> **TASK DETAILS**
Copy out all lines where "trend" appears.

Dataset excerpt:
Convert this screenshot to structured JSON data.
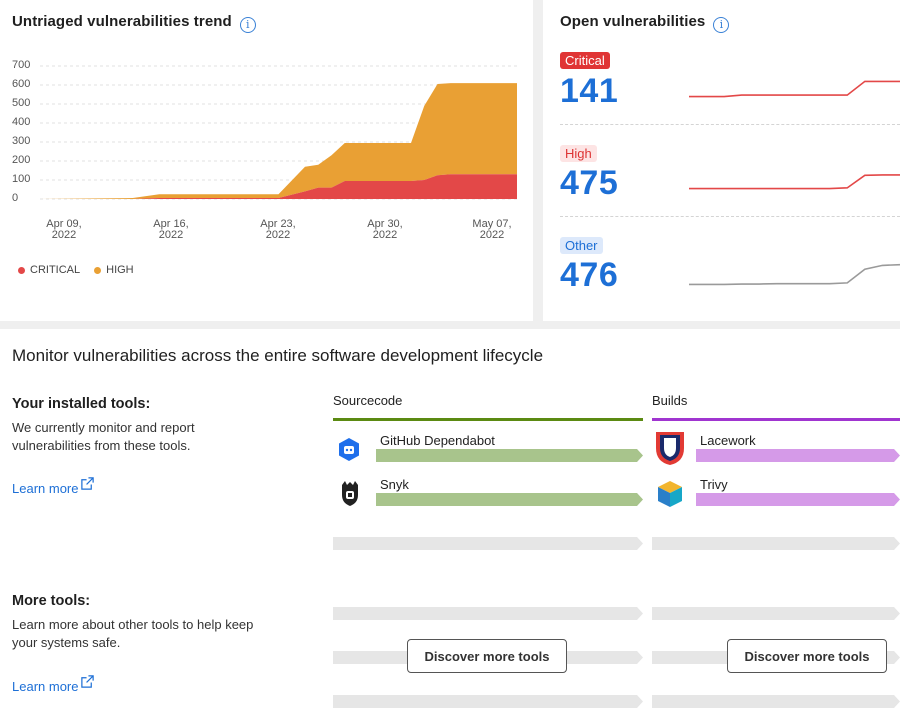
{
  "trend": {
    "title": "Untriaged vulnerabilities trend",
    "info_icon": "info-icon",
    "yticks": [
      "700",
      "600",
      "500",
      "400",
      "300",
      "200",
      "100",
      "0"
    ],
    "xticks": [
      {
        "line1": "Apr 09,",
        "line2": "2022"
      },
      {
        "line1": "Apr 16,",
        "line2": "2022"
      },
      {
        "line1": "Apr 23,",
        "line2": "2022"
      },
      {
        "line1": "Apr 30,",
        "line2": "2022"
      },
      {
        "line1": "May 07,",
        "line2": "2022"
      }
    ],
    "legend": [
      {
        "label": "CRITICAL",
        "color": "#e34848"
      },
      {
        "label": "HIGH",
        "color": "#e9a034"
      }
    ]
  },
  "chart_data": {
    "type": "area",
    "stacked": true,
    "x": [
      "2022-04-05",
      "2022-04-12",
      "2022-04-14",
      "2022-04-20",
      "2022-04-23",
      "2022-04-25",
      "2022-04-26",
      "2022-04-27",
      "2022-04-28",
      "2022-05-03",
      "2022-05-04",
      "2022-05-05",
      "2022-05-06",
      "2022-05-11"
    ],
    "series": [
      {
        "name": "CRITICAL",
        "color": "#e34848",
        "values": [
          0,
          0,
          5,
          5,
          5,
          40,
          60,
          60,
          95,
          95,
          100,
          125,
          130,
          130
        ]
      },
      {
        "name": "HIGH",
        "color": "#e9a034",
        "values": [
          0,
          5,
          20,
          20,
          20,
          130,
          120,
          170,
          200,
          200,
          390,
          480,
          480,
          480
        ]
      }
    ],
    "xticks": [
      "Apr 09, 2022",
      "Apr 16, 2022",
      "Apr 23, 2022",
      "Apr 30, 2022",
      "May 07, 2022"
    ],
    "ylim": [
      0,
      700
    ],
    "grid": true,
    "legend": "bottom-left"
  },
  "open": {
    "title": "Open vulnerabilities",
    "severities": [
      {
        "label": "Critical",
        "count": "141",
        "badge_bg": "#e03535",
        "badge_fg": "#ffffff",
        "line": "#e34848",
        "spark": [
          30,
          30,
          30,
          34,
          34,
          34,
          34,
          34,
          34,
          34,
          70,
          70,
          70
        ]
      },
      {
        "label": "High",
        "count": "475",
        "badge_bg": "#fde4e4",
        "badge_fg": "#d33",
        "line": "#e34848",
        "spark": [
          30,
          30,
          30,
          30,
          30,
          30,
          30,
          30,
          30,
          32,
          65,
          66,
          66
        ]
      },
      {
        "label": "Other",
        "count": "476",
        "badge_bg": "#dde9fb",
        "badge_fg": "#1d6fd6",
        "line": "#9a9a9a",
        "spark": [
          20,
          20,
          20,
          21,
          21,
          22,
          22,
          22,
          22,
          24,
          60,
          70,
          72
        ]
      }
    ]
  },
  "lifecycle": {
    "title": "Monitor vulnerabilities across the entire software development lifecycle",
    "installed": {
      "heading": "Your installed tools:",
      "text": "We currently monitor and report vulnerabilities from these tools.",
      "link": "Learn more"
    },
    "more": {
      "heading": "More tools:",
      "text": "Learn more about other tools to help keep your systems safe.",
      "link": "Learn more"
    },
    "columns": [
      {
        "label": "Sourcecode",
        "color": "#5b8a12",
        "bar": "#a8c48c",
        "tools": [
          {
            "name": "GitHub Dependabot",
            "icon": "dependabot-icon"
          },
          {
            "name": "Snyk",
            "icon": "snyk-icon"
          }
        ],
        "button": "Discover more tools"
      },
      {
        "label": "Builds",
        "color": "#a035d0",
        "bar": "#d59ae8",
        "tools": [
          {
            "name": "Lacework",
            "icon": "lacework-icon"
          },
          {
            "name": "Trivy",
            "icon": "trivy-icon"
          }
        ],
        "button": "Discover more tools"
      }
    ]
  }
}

---

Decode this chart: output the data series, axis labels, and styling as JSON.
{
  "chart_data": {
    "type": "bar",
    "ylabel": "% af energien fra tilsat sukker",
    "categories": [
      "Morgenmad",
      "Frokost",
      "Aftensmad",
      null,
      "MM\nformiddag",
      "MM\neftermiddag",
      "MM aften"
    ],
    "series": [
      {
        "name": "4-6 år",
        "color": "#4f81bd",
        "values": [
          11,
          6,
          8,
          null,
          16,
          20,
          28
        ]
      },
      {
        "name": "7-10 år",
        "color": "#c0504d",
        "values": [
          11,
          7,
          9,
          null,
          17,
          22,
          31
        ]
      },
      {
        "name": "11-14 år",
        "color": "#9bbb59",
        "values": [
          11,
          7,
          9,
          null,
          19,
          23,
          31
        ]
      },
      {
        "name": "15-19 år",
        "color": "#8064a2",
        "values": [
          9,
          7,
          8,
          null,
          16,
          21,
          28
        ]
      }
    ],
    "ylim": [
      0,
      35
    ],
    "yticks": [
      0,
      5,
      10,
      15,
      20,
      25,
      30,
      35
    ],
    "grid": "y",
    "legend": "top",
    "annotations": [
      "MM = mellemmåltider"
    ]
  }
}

> **TASK RESPONSE**
  "trend": {
    "title": "Untriaged vulnerabilities trend",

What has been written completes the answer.